Write out the material exactly, with the pictures left out.

· · · ·

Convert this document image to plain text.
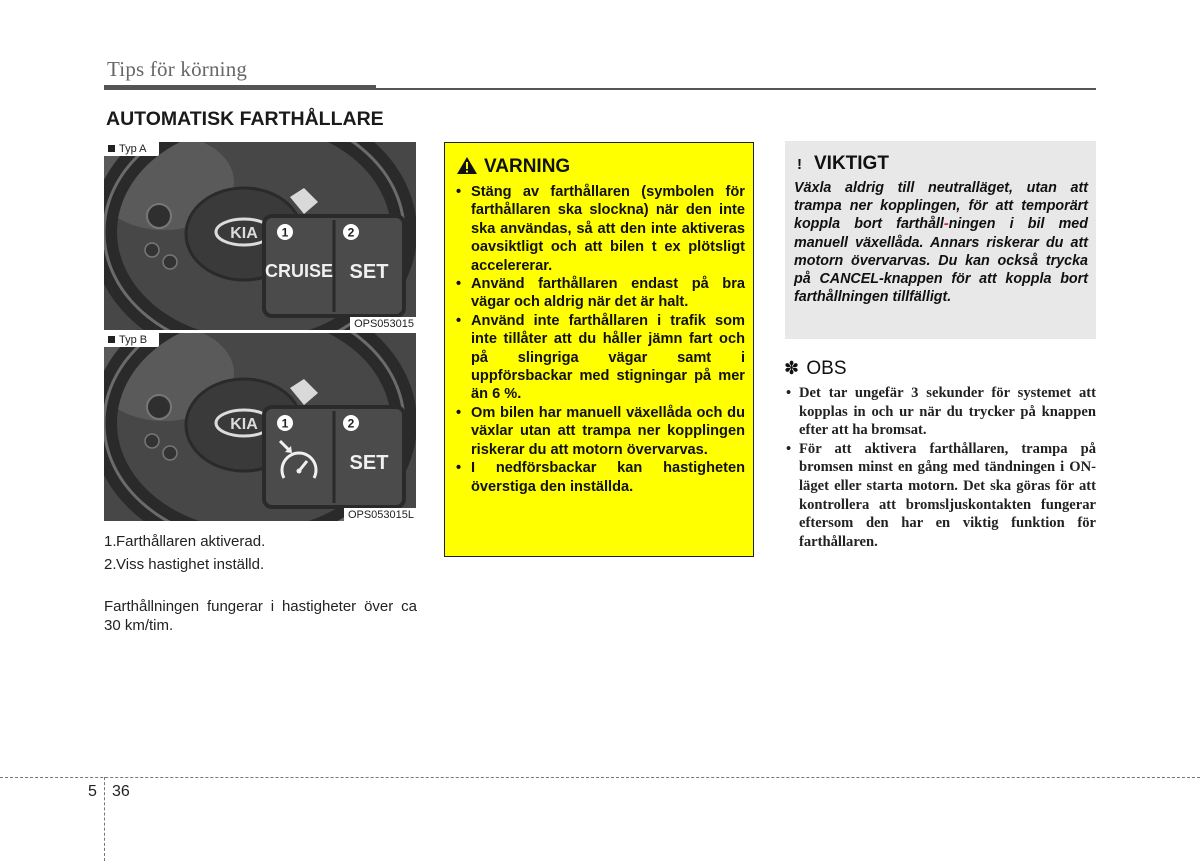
Tips för körning
AUTOMATISK FARTHÅLLARE
KIA 1	2
CRUISE SET
Typ A
OPS053015
KIA 1	2
SET
Typ B
OPS053015L
1.Farthållaren aktiverad.
2.Viss hastighet inställd.
Farthållningen fungerar i hastigheter över ca 30 km/tim.
VARNING
• Stäng av farthållaren (symbolen för farthållaren ska slockna) när den inte ska användas, så att den inte aktiveras oavsiktligt och att bilen t ex plötsligt accelererar.
• Använd farthållaren endast på bra vägar och aldrig när det är halt.
• Använd inte farthållaren i trafik som inte tillåter att du håller jämn fart och på slingriga vägar samt i uppförsbackar med stigningar på mer än 6 %.
• Om bilen har manuell växellåda och du växlar utan att trampa ner kopplingen riskerar du att motorn övervarvas.
• I nedförsbackar kan hastigheten överstiga den inställda.
! VIKTIGT
Växla aldrig till neutralläget, utan att trampa ner kopplingen, för att temporärt koppla bort farthåll-ningen i bil med manuell växellåda. Annars riskerar du att motorn övervarvas. Du kan också trycka på CANCEL-knappen för att koppla bort farthållningen tillfälligt.
✽ OBS
• Det tar ungefär 3 sekunder för systemet att kopplas in och ur när du trycker på knappen efter att ha bromsat.
• För att aktivera farthållaren, trampa på bromsen minst en gång med tändningen i ON-läget eller starta motorn. Det ska göras för att kontrollera att bromsljuskontakten fungerar eftersom den har en viktig funktion för farthållaren.
5 36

· · · ·

Result
Convert this document image to plain text.
Tips för körning
AUTOMATISK FARTHÅLLARE
KIA 1	2
CRUISE SET
Typ A
OPS053015
KIA 1	2
SET
Typ B
OPS053015L
1.Farthållaren aktiverad.
2.Viss hastighet inställd.
Farthållningen fungerar i hastigheter över ca 30 km/tim.
VARNING
• Stäng av farthållaren (symbolen för farthållaren ska slockna) när den inte ska användas, så att den inte aktiveras oavsiktligt och att bilen t ex plötsligt accelererar.
• Använd farthållaren endast på bra vägar och aldrig när det är halt.
• Använd inte farthållaren i trafik som inte tillåter att du håller jämn fart och på slingriga vägar samt i uppförsbackar med stigningar på mer än 6 %.
• Om bilen har manuell växellåda och du växlar utan att trampa ner kopplingen riskerar du att motorn övervarvas.
• I nedförsbackar kan hastigheten överstiga den inställda.
! VIKTIGT
Växla aldrig till neutralläget, utan att trampa ner kopplingen, för att temporärt koppla bort farthåll-ningen i bil med manuell växellåda. Annars riskerar du att motorn övervarvas. Du kan också trycka på CANCEL-knappen för att koppla bort farthållningen tillfälligt.
✽ OBS
• Det tar ungefär 3 sekunder för systemet att kopplas in och ur när du trycker på knappen efter att ha bromsat.
• För att aktivera farthållaren, trampa på bromsen minst en gång med tändningen i ON-läget eller starta motorn. Det ska göras för att kontrollera att bromsljuskontakten fungerar eftersom den har en viktig funktion för farthållaren.
5 36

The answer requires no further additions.